▸ **WHAT NEEDS TO BE DONE**: Transcribe the listing below word for word.

::::

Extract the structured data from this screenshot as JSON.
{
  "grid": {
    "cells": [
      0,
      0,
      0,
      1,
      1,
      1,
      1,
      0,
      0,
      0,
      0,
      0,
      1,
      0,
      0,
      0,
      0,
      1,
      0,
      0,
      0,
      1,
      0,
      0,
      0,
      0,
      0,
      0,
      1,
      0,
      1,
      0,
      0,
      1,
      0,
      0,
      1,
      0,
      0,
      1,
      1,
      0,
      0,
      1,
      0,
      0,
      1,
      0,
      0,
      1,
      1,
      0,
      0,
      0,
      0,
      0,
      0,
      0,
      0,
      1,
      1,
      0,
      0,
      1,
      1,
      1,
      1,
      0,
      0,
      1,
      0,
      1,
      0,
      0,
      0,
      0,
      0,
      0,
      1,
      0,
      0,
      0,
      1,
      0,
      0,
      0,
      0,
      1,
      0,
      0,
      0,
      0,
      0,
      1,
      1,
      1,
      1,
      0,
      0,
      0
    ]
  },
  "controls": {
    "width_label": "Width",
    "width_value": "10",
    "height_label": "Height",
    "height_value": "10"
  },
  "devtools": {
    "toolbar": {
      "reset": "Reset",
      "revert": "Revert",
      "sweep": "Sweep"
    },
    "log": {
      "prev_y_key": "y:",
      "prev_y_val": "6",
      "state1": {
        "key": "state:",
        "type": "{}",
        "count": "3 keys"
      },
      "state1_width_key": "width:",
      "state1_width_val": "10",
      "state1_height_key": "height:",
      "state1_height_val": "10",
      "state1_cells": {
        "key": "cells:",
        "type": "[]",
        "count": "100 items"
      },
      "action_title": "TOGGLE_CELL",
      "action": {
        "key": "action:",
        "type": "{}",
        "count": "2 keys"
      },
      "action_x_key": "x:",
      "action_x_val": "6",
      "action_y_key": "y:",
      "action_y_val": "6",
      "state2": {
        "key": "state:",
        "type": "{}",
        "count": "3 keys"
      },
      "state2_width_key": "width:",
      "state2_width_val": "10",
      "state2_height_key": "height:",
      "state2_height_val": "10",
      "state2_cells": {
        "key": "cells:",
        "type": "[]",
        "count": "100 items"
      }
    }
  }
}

::::

▸ **COMPLETED EXERCISE**:
Extract the structured data from this screenshot as JSON.
{
  "grid": {
    "cells": [
      0,
      0,
      0,
      1,
      1,
      1,
      1,
      0,
      0,
      0,
      0,
      0,
      1,
      0,
      0,
      0,
      0,
      1,
      0,
      0,
      0,
      1,
      0,
      0,
      0,
      0,
      0,
      0,
      1,
      0,
      1,
      0,
      0,
      1,
      0,
      0,
      1,
      0,
      0,
      1,
      1,
      0,
      0,
      1,
      0,
      0,
      1,
      0,
      0,
      1,
      1,
      0,
      0,
      0,
      0,
      0,
      0,
      0,
      0,
      1,
      1,
      0,
      0,
      1,
      1,
      1,
      1,
      0,
      0,
      1,
      0,
      1,
      0,
      0,
      0,
      0,
      0,
      0,
      1,
      0,
      0,
      0,
      1,
      0,
      0,
      0,
      0,
      1,
      0,
      0,
      0,
      0,
      0,
      1,
      1,
      1,
      1,
      0,
      0,
      0
    ]
  },
  "controls": {
    "width_label": "Width",
    "width_value": "10",
    "height_label": "Height",
    "height_value": "10"
  },
  "devtools": {
    "toolbar": {
      "reset": "Reset",
      "revert": "Revert",
      "sweep": "Sweep"
    },
    "log": {
      "prev_y_key": "y:",
      "prev_y_val": "6",
      "state1": {
        "key": "state:",
        "type": "{}",
        "count": "3 keys"
      },
      "state1_width_key": "width:",
      "state1_width_val": "10",
      "state1_height_key": "height:",
      "state1_height_val": "10",
      "state1_cells": {
        "key": "cells:",
        "type": "[]",
        "count": "100 items"
      },
      "action_title": "TOGGLE_CELL",
      "action": {
        "key": "action:",
        "type": "{}",
        "count": "2 keys"
      },
      "action_x_key": "x:",
      "action_x_val": "6",
      "action_y_key": "y:",
      "action_y_val": "6",
      "state2": {
        "key": "state:",
        "type": "{}",
        "count": "3 keys"
      },
      "state2_width_key": "width:",
      "state2_width_val": "10",
      "state2_height_key": "height:",
      "state2_height_val": "10",
      "state2_cells": {
        "key": "cells:",
        "type": "[]",
        "count": "100 items"
      }
    }
  }
}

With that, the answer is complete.